§ **Challenge**
Repeat the material below exactly, with no pictures.

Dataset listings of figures
┌──

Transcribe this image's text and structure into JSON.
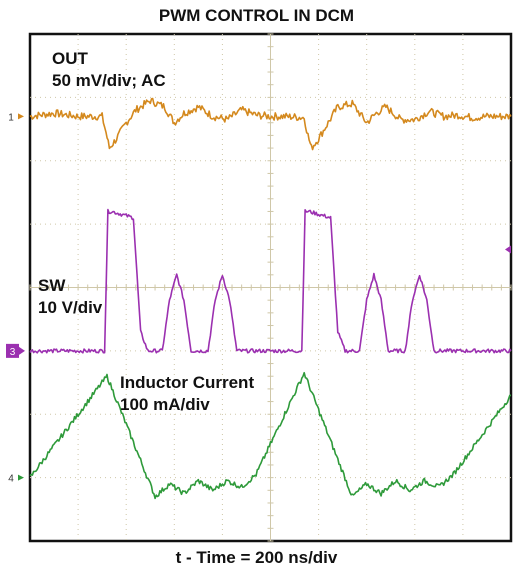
{
  "chart_data": {
    "type": "line",
    "title": "PWM CONTROL IN DCM",
    "xlabel": "t - Time = 200 ns/div",
    "ylabel": "",
    "grid": true,
    "divisions": {
      "x": 10,
      "y": 8
    },
    "xlim": [
      0,
      10
    ],
    "ylim": [
      0,
      8
    ],
    "markers": [
      {
        "label": "1",
        "level": 6.7,
        "color": "#d4891e"
      },
      {
        "label": "3",
        "level": 3.0,
        "color": "#9b30b0"
      },
      {
        "label": "4",
        "level": 1.0,
        "color": "#2e9a3a"
      }
    ],
    "series": [
      {
        "name": "OUT",
        "scale": "50 mV/div; AC",
        "color": "#d4891e",
        "x": [
          0,
          0.5,
          1.0,
          1.5,
          1.58,
          1.65,
          1.8,
          2.0,
          2.2,
          2.5,
          2.8,
          3.0,
          3.2,
          3.5,
          3.8,
          4.1,
          4.4,
          4.7,
          5.0,
          5.3,
          5.7,
          5.78,
          5.85,
          6.0,
          6.2,
          6.4,
          6.7,
          7.0,
          7.2,
          7.4,
          7.7,
          8.0,
          8.3,
          8.6,
          8.9,
          9.2,
          9.5,
          10.0
        ],
        "y": [
          6.7,
          6.75,
          6.7,
          6.7,
          6.45,
          6.2,
          6.35,
          6.6,
          6.8,
          6.95,
          6.85,
          6.6,
          6.75,
          6.85,
          6.7,
          6.65,
          6.8,
          6.72,
          6.7,
          6.7,
          6.68,
          6.4,
          6.2,
          6.35,
          6.6,
          6.85,
          6.9,
          6.6,
          6.75,
          6.85,
          6.65,
          6.65,
          6.78,
          6.7,
          6.72,
          6.68,
          6.7,
          6.7
        ]
      },
      {
        "name": "SW",
        "scale": "10 V/div",
        "color": "#9b30b0",
        "x": [
          0,
          1.55,
          1.62,
          1.7,
          2.15,
          2.3,
          2.45,
          2.75,
          2.9,
          3.05,
          3.2,
          3.35,
          3.5,
          3.7,
          3.85,
          4.0,
          4.15,
          4.3,
          4.5,
          5.65,
          5.72,
          5.8,
          6.25,
          6.4,
          6.55,
          6.85,
          7.0,
          7.15,
          7.3,
          7.45,
          7.6,
          7.8,
          7.95,
          8.1,
          8.25,
          8.4,
          8.6,
          10.0
        ],
        "y": [
          3.0,
          3.0,
          5.2,
          5.2,
          5.1,
          3.3,
          3.0,
          3.0,
          3.8,
          4.2,
          3.8,
          3.0,
          3.0,
          3.0,
          3.8,
          4.2,
          3.8,
          3.0,
          3.0,
          3.0,
          5.2,
          5.2,
          5.1,
          3.3,
          3.0,
          3.0,
          3.8,
          4.2,
          3.8,
          3.0,
          3.0,
          3.0,
          3.8,
          4.2,
          3.8,
          3.0,
          3.0,
          3.0
        ]
      },
      {
        "name": "Inductor Current",
        "scale": "100 mA/div",
        "color": "#2e9a3a",
        "x": [
          0,
          1.6,
          2.6,
          2.9,
          3.2,
          3.5,
          3.8,
          4.1,
          4.4,
          4.7,
          5.7,
          6.7,
          7.0,
          7.3,
          7.6,
          7.9,
          8.2,
          8.5,
          8.8,
          10.0
        ],
        "y": [
          1.0,
          2.6,
          0.7,
          0.9,
          0.75,
          0.95,
          0.8,
          0.95,
          0.85,
          1.05,
          2.65,
          0.7,
          0.9,
          0.75,
          0.95,
          0.8,
          0.95,
          0.85,
          1.05,
          2.3
        ]
      }
    ]
  }
}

└──

§ **Expected answer**
Transcribe this image's text and structure into JSON.
{
  "chart_data": {
    "type": "line",
    "title": "PWM CONTROL IN DCM",
    "xlabel": "t - Time = 200 ns/div",
    "ylabel": "",
    "grid": true,
    "divisions": {
      "x": 10,
      "y": 8
    },
    "xlim": [
      0,
      10
    ],
    "ylim": [
      0,
      8
    ],
    "markers": [
      {
        "label": "1",
        "level": 6.7,
        "color": "#d4891e"
      },
      {
        "label": "3",
        "level": 3.0,
        "color": "#9b30b0"
      },
      {
        "label": "4",
        "level": 1.0,
        "color": "#2e9a3a"
      }
    ],
    "series": [
      {
        "name": "OUT",
        "scale": "50 mV/div; AC",
        "color": "#d4891e",
        "x": [
          0,
          0.5,
          1.0,
          1.5,
          1.58,
          1.65,
          1.8,
          2.0,
          2.2,
          2.5,
          2.8,
          3.0,
          3.2,
          3.5,
          3.8,
          4.1,
          4.4,
          4.7,
          5.0,
          5.3,
          5.7,
          5.78,
          5.85,
          6.0,
          6.2,
          6.4,
          6.7,
          7.0,
          7.2,
          7.4,
          7.7,
          8.0,
          8.3,
          8.6,
          8.9,
          9.2,
          9.5,
          10.0
        ],
        "y": [
          6.7,
          6.75,
          6.7,
          6.7,
          6.45,
          6.2,
          6.35,
          6.6,
          6.8,
          6.95,
          6.85,
          6.6,
          6.75,
          6.85,
          6.7,
          6.65,
          6.8,
          6.72,
          6.7,
          6.7,
          6.68,
          6.4,
          6.2,
          6.35,
          6.6,
          6.85,
          6.9,
          6.6,
          6.75,
          6.85,
          6.65,
          6.65,
          6.78,
          6.7,
          6.72,
          6.68,
          6.7,
          6.7
        ]
      },
      {
        "name": "SW",
        "scale": "10 V/div",
        "color": "#9b30b0",
        "x": [
          0,
          1.55,
          1.62,
          1.7,
          2.15,
          2.3,
          2.45,
          2.75,
          2.9,
          3.05,
          3.2,
          3.35,
          3.5,
          3.7,
          3.85,
          4.0,
          4.15,
          4.3,
          4.5,
          5.65,
          5.72,
          5.8,
          6.25,
          6.4,
          6.55,
          6.85,
          7.0,
          7.15,
          7.3,
          7.45,
          7.6,
          7.8,
          7.95,
          8.1,
          8.25,
          8.4,
          8.6,
          10.0
        ],
        "y": [
          3.0,
          3.0,
          5.2,
          5.2,
          5.1,
          3.3,
          3.0,
          3.0,
          3.8,
          4.2,
          3.8,
          3.0,
          3.0,
          3.0,
          3.8,
          4.2,
          3.8,
          3.0,
          3.0,
          3.0,
          5.2,
          5.2,
          5.1,
          3.3,
          3.0,
          3.0,
          3.8,
          4.2,
          3.8,
          3.0,
          3.0,
          3.0,
          3.8,
          4.2,
          3.8,
          3.0,
          3.0,
          3.0
        ]
      },
      {
        "name": "Inductor Current",
        "scale": "100 mA/div",
        "color": "#2e9a3a",
        "x": [
          0,
          1.6,
          2.6,
          2.9,
          3.2,
          3.5,
          3.8,
          4.1,
          4.4,
          4.7,
          5.7,
          6.7,
          7.0,
          7.3,
          7.6,
          7.9,
          8.2,
          8.5,
          8.8,
          10.0
        ],
        "y": [
          1.0,
          2.6,
          0.7,
          0.9,
          0.75,
          0.95,
          0.8,
          0.95,
          0.85,
          1.05,
          2.65,
          0.7,
          0.9,
          0.75,
          0.95,
          0.8,
          0.95,
          0.85,
          1.05,
          2.3
        ]
      }
    ]
  }
}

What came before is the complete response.